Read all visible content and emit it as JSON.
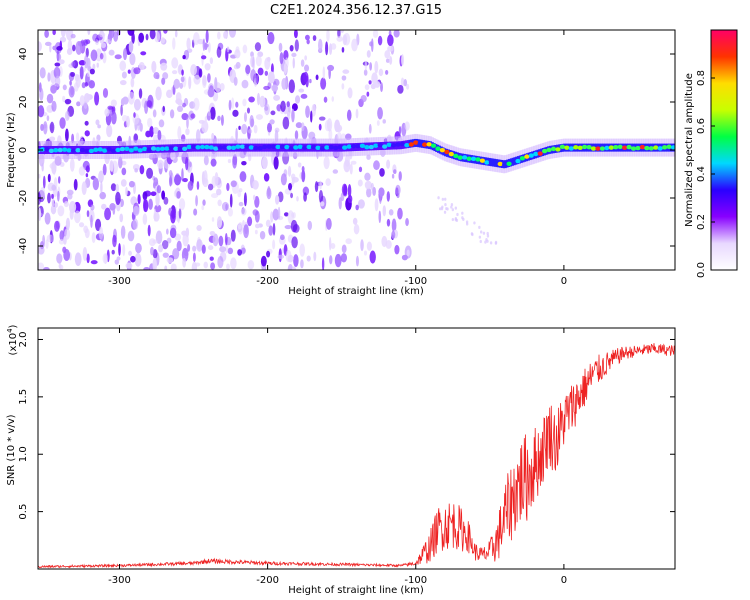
{
  "title": "C2E1.2024.356.12.37.G15",
  "chart_data": [
    {
      "type": "heatmap",
      "xlabel": "Height of straight line (km)",
      "ylabel": "Frequency (Hz)",
      "xlim": [
        -355,
        75
      ],
      "ylim": [
        -50,
        50
      ],
      "xticks": [
        -300,
        -200,
        -100,
        0
      ],
      "xtick_labels": [
        "-300",
        "-200",
        "-100",
        "0"
      ],
      "yticks": [
        -40,
        -20,
        0,
        20,
        40
      ],
      "ytick_labels": [
        "-40",
        "-20",
        "0",
        "20",
        "40"
      ],
      "grid": false,
      "colorbar": {
        "label": "Normalized spectral amplitude",
        "range": [
          0,
          1
        ],
        "ticks": [
          0.0,
          0.2,
          0.4,
          0.6,
          0.8
        ],
        "tick_labels": [
          "0.0",
          "0.2",
          "0.4",
          "0.6",
          "0.8"
        ],
        "colormap": [
          "#ffffff",
          "#e8d8ff",
          "#8800ff",
          "#2a00ff",
          "#00d8ff",
          "#00ff44",
          "#c8ff00",
          "#ffdd00",
          "#ff3300",
          "#ff0066"
        ]
      },
      "ridge": {
        "x": [
          -355,
          -300,
          -250,
          -200,
          -150,
          -110,
          -100,
          -90,
          -80,
          -70,
          -60,
          -50,
          -40,
          -30,
          -20,
          -10,
          0,
          10,
          20,
          40,
          60,
          75
        ],
        "y": [
          0,
          0,
          1,
          1,
          1,
          2,
          3,
          2,
          -1,
          -3,
          -4,
          -5,
          -6,
          -4,
          -2,
          0,
          1,
          1,
          1,
          1,
          1,
          1
        ]
      },
      "noise_region_x": [
        -355,
        -105
      ]
    },
    {
      "type": "line",
      "xlabel": "Height of straight line (km)",
      "ylabel": "SNR (10 * v/v)",
      "y_multiplier_label": "(x10",
      "y_multiplier_exp": "4",
      "y_multiplier_close": ")",
      "xlim": [
        -355,
        75
      ],
      "ylim": [
        0,
        2.1
      ],
      "xticks": [
        -300,
        -200,
        -100,
        0
      ],
      "xtick_labels": [
        "-300",
        "-200",
        "-100",
        "0"
      ],
      "yticks": [
        0.5,
        1.0,
        1.5,
        2.0
      ],
      "ytick_labels": [
        "0.5",
        "1.0",
        "1.5",
        "2.0"
      ],
      "grid": false,
      "series": [
        {
          "color": "#ee2222",
          "x": [
            -355,
            -300,
            -250,
            -240,
            -200,
            -150,
            -110,
            -100,
            -90,
            -85,
            -80,
            -75,
            -70,
            -65,
            -60,
            -55,
            -50,
            -45,
            -40,
            -35,
            -30,
            -25,
            -20,
            -15,
            -10,
            -5,
            0,
            10,
            20,
            30,
            40,
            50,
            60,
            75
          ],
          "y": [
            0.02,
            0.03,
            0.05,
            0.07,
            0.05,
            0.04,
            0.03,
            0.05,
            0.2,
            0.35,
            0.38,
            0.4,
            0.35,
            0.3,
            0.15,
            0.12,
            0.15,
            0.25,
            0.45,
            0.6,
            0.75,
            0.8,
            0.9,
            1.0,
            1.2,
            1.1,
            1.3,
            1.5,
            1.7,
            1.8,
            1.88,
            1.9,
            1.92,
            1.9
          ],
          "jitter": [
            0.01,
            0.01,
            0.015,
            0.02,
            0.015,
            0.012,
            0.01,
            0.02,
            0.15,
            0.2,
            0.22,
            0.22,
            0.2,
            0.15,
            0.08,
            0.07,
            0.1,
            0.2,
            0.3,
            0.35,
            0.4,
            0.4,
            0.35,
            0.3,
            0.3,
            0.3,
            0.25,
            0.2,
            0.15,
            0.1,
            0.06,
            0.05,
            0.05,
            0.05
          ]
        }
      ]
    }
  ]
}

▶ Your objective: Go through the entries above and print each one exactly, minus the pictures.

▶ Final result:
Read all visible content and emit it as JSON.
{
  "title": "C2E1.2024.356.12.37.G15",
  "chart_data": [
    {
      "type": "heatmap",
      "xlabel": "Height of straight line (km)",
      "ylabel": "Frequency (Hz)",
      "xlim": [
        -355,
        75
      ],
      "ylim": [
        -50,
        50
      ],
      "xticks": [
        -300,
        -200,
        -100,
        0
      ],
      "xtick_labels": [
        "-300",
        "-200",
        "-100",
        "0"
      ],
      "yticks": [
        -40,
        -20,
        0,
        20,
        40
      ],
      "ytick_labels": [
        "-40",
        "-20",
        "0",
        "20",
        "40"
      ],
      "grid": false,
      "colorbar": {
        "label": "Normalized spectral amplitude",
        "range": [
          0,
          1
        ],
        "ticks": [
          0.0,
          0.2,
          0.4,
          0.6,
          0.8
        ],
        "tick_labels": [
          "0.0",
          "0.2",
          "0.4",
          "0.6",
          "0.8"
        ],
        "colormap": [
          "#ffffff",
          "#e8d8ff",
          "#8800ff",
          "#2a00ff",
          "#00d8ff",
          "#00ff44",
          "#c8ff00",
          "#ffdd00",
          "#ff3300",
          "#ff0066"
        ]
      },
      "ridge": {
        "x": [
          -355,
          -300,
          -250,
          -200,
          -150,
          -110,
          -100,
          -90,
          -80,
          -70,
          -60,
          -50,
          -40,
          -30,
          -20,
          -10,
          0,
          10,
          20,
          40,
          60,
          75
        ],
        "y": [
          0,
          0,
          1,
          1,
          1,
          2,
          3,
          2,
          -1,
          -3,
          -4,
          -5,
          -6,
          -4,
          -2,
          0,
          1,
          1,
          1,
          1,
          1,
          1
        ]
      },
      "noise_region_x": [
        -355,
        -105
      ]
    },
    {
      "type": "line",
      "xlabel": "Height of straight line (km)",
      "ylabel": "SNR (10 * v/v)",
      "y_multiplier_label": "(x10",
      "y_multiplier_exp": "4",
      "y_multiplier_close": ")",
      "xlim": [
        -355,
        75
      ],
      "ylim": [
        0,
        2.1
      ],
      "xticks": [
        -300,
        -200,
        -100,
        0
      ],
      "xtick_labels": [
        "-300",
        "-200",
        "-100",
        "0"
      ],
      "yticks": [
        0.5,
        1.0,
        1.5,
        2.0
      ],
      "ytick_labels": [
        "0.5",
        "1.0",
        "1.5",
        "2.0"
      ],
      "grid": false,
      "series": [
        {
          "color": "#ee2222",
          "x": [
            -355,
            -300,
            -250,
            -240,
            -200,
            -150,
            -110,
            -100,
            -90,
            -85,
            -80,
            -75,
            -70,
            -65,
            -60,
            -55,
            -50,
            -45,
            -40,
            -35,
            -30,
            -25,
            -20,
            -15,
            -10,
            -5,
            0,
            10,
            20,
            30,
            40,
            50,
            60,
            75
          ],
          "y": [
            0.02,
            0.03,
            0.05,
            0.07,
            0.05,
            0.04,
            0.03,
            0.05,
            0.2,
            0.35,
            0.38,
            0.4,
            0.35,
            0.3,
            0.15,
            0.12,
            0.15,
            0.25,
            0.45,
            0.6,
            0.75,
            0.8,
            0.9,
            1.0,
            1.2,
            1.1,
            1.3,
            1.5,
            1.7,
            1.8,
            1.88,
            1.9,
            1.92,
            1.9
          ],
          "jitter": [
            0.01,
            0.01,
            0.015,
            0.02,
            0.015,
            0.012,
            0.01,
            0.02,
            0.15,
            0.2,
            0.22,
            0.22,
            0.2,
            0.15,
            0.08,
            0.07,
            0.1,
            0.2,
            0.3,
            0.35,
            0.4,
            0.4,
            0.35,
            0.3,
            0.3,
            0.3,
            0.25,
            0.2,
            0.15,
            0.1,
            0.06,
            0.05,
            0.05,
            0.05
          ]
        }
      ]
    }
  ]
}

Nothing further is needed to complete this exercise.